Document section »
+ + +

Thank you for posting this. It illustrates well the point you intended.

> For fun here's a specific example:
>
> from csp import Problem, timing
> print "SEND+MORE=MONEY problem:"
> p = Problem("recursivebacktracking")
> p.addrule(lambda d,e,y: (d+e)%10 == y) # alternative syntax

This effectively include the first rule and makes it redundant in a way.
Better, I expect (but leave to you to check), would be

(n*10+d+r*10+e)%100 / 10 == e

(e*100+n*10+d+o*100+r*10+e)%1000 / 100 == n

> p.addrule("1000*s+100*e+10*n+d + 1000*m+100*o+10*r+e == 10000*m+1000*o
> +100*n+10*e+y")

temp = 1000*s+100*e+10*n+d + 1000*m+100*o+10*r+e
temp%10000 / 1000 == o
temp / 10000 == m

> p.notin([0], "sm")
> p.alldifferent()
> solutions, time = timing(p.solutions)
> print "Computing time:", time, "s"
> for s in solutions:
> print "%(s)d%(e)d%(n)d%(d)d + %(m)d%(o)d%(r)d%(e)d = %(m)d%(o)d%(n)
> d%(e)d%(y)d" % s
> print

Given 'expression == char' for each column, the equalities could be
turned into assignments (or checks).
For every possible assignment to d and e, let y = (d+e) % 10.
For every possible assignment of unused numbers to unbound chars in
the second column expression, let e = (n*10+d+r*10+e)%100 / 10

To generalize, 0 pad all lines to match the sum. Then each nested loop
can be expressed in more detail as

for each possible assignment of unused numbers to unbound chars
in column_i: # break if none possible
div = 10**i
num = column_0_to_i_sum % (10*div) / div
if sum[i]_char is not bound:

> Probably it's not too much difficult to write a code able to solve a
> more general alphametric problem:

Hmm. For alphametric problems specifically, 'expression == char' for
each column could be turned into assignments (or checks).

+ + +

Given data »
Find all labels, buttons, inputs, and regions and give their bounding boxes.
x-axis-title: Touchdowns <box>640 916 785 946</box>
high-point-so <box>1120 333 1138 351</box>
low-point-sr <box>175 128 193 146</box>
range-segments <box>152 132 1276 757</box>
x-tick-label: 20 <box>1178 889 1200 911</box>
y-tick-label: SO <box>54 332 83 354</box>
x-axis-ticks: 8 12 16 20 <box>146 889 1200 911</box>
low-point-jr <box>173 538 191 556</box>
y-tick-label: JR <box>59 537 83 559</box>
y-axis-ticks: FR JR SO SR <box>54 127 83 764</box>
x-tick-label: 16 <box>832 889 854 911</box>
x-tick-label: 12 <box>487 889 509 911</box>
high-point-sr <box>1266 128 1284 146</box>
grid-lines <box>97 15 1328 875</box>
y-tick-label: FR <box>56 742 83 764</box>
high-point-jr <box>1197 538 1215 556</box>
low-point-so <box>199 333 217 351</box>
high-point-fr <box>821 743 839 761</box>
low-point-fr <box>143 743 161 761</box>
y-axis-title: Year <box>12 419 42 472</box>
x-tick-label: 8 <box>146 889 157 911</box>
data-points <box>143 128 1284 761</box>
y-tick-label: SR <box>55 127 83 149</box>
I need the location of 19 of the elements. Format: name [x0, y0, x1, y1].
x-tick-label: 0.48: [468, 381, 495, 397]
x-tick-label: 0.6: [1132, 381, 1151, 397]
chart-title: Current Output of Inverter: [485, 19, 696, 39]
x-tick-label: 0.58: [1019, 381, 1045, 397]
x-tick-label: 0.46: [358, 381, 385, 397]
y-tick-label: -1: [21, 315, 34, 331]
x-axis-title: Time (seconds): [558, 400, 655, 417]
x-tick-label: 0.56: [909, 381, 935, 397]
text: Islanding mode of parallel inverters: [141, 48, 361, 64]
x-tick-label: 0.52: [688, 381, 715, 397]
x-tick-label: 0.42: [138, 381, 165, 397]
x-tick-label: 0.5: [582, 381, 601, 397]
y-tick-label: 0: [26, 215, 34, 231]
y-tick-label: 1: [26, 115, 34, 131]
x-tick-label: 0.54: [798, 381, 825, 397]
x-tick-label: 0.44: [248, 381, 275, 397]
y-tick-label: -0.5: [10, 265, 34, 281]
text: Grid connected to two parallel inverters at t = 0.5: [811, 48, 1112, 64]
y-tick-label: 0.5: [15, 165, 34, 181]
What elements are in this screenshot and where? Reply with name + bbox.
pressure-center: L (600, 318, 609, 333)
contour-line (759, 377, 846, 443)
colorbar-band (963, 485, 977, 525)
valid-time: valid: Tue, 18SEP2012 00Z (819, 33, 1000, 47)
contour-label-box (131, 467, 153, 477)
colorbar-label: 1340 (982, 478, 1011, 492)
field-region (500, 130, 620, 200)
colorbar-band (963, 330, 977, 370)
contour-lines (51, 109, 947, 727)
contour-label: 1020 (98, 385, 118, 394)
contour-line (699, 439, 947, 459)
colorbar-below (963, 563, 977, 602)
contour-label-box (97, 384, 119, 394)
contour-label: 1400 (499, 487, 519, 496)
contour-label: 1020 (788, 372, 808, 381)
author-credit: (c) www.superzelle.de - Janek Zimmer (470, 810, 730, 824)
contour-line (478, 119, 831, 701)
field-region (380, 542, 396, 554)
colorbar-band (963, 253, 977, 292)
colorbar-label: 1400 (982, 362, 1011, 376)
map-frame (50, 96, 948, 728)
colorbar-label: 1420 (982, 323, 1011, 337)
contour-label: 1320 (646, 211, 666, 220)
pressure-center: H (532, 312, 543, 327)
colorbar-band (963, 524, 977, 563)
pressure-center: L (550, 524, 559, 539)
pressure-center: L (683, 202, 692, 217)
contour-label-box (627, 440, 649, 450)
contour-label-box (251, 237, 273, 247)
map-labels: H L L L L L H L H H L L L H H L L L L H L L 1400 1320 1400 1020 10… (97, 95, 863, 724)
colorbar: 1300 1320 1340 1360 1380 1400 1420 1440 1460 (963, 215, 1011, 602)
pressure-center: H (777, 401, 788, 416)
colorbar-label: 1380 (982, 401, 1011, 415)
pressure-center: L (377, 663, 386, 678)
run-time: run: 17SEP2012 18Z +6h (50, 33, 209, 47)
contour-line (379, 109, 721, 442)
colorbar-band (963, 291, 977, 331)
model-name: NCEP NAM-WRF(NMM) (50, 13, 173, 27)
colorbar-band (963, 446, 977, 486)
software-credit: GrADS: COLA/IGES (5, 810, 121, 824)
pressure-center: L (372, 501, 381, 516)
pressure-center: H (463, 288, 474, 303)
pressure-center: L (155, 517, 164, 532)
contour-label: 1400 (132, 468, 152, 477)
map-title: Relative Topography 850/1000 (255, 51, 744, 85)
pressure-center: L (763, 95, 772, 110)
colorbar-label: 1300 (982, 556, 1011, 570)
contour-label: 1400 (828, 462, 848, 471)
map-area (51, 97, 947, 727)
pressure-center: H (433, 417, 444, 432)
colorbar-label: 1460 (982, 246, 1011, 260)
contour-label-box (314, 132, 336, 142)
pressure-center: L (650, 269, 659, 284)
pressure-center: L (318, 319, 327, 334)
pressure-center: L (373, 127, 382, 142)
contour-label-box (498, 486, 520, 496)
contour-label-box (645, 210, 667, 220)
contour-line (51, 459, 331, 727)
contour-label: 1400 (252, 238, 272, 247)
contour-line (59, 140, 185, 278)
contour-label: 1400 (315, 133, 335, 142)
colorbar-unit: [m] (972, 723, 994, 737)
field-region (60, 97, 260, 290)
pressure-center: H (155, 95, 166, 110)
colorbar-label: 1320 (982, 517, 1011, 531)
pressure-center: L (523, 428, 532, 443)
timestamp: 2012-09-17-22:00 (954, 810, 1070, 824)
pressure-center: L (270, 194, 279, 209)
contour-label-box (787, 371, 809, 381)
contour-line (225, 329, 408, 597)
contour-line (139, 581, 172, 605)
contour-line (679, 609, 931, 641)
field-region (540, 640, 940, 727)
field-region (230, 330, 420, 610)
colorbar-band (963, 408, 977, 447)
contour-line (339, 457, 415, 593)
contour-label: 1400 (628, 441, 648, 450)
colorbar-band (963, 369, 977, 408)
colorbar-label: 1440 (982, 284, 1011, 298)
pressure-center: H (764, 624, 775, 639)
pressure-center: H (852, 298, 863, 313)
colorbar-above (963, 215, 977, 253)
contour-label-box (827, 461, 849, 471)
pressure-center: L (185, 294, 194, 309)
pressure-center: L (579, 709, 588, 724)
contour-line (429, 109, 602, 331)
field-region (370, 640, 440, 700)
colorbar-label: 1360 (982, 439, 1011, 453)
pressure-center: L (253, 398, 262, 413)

+ + +

Requirement 1 »
Reproduce the post about the SEND+MORE=MONEY puzzle word for word, starting at the words "Given 'expression == char'" and stopping after "y = (d+e) % 10.".
Requirement 2 »
According to the post about the SEND+MORE=MONEY puzzle, what should be done to all lines to generalize the approach?
Requirement 3 »
Pick up the post about the SEND+MORE=MONEY puzzle right after its final sentence and keep writing it.
None of the data is needed for this work.

Expected answer 1 »
Given 'expression == char' for each column, the equalities could be
turned into assignments (or checks).
For every possible assignment to d and e, let y = (d+e) % 10.

Expected answer 2 »
They should be padded with 0 to match the sum.

Expected answer 3 »
0 pad all lines to match the sum. Then nest column loops right to left.

for each possible assignment of unused numbers to unbound chars
in column_i: # include non-zero constraint and break if none possible
div = 10**i
num = column_0_to_i_sum % (10*div) / div
if sum[i]_char is not bound: bind to num
else: check that is num and break if not
if last (leftmost) column: print solution
else loop on column to left

Terry Jan Reedy

bearophileHUGS@lycos.com
Guest
Posts: n/a

 01-16-2009
Terry Reedy:
>It illustrates well the point you intended.

I don't know what my point was.

A suggestion: with that solver, to find solution in a faster way you
have to write many equations.

Bye,
bearophile

Terry Reedy
Guest
Posts: n/a

 01-16-2009
(E-Mail Removed) wrote:
> Terry Reedy:
>> It illustrates well the point you intended.

>
> I don't know what my point was.

I quoted and was responding to Raymond.

>
> A suggestion: with that solver, to find solution in a faster way you
> have to write many equations.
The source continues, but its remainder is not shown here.